> Written request
Gather all lines in the entries below that include the word "methods".

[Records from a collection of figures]

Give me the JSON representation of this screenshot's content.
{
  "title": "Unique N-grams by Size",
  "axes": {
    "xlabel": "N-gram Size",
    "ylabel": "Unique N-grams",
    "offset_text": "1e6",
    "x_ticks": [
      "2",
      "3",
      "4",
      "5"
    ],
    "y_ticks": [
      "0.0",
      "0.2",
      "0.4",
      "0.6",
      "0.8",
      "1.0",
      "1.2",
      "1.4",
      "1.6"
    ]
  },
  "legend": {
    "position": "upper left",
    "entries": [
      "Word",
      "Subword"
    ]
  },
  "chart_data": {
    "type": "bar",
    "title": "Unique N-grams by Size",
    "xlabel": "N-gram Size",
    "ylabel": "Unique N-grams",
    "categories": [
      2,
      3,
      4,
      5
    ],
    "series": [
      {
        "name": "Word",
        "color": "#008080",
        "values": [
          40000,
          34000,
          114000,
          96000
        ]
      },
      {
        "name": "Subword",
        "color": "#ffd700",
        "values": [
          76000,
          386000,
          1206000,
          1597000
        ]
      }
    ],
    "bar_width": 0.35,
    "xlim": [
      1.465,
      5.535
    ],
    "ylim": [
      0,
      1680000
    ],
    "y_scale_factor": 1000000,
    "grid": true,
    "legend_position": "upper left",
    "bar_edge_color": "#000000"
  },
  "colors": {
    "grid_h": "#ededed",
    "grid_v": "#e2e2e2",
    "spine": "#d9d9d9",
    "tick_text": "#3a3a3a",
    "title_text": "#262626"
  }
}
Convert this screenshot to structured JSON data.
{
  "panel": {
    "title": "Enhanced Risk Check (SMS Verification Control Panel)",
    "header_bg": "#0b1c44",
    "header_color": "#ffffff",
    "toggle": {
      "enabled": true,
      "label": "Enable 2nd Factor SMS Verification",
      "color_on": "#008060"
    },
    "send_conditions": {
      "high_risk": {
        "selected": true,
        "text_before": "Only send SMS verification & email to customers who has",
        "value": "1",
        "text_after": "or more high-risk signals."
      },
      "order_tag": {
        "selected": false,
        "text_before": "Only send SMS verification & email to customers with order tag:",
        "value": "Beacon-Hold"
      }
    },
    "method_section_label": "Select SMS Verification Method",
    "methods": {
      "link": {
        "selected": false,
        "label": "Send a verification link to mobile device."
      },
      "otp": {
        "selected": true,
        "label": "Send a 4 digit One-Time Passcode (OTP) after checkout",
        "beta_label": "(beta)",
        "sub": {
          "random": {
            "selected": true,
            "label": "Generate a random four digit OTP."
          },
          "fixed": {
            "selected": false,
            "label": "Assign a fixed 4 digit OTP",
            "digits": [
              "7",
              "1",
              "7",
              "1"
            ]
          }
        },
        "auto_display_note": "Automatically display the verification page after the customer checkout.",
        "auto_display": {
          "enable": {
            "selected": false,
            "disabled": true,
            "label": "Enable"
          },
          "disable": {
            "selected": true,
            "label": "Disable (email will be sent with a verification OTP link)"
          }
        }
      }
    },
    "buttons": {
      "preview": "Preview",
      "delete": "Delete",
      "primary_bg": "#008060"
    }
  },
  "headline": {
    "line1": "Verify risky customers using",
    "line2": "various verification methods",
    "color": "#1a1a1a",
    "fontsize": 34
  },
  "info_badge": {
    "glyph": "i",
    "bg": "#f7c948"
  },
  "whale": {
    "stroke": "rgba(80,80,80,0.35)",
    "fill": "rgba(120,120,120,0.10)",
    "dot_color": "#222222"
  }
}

> Answer to the exercise
    "methods": {
    "line2": "various verification methods",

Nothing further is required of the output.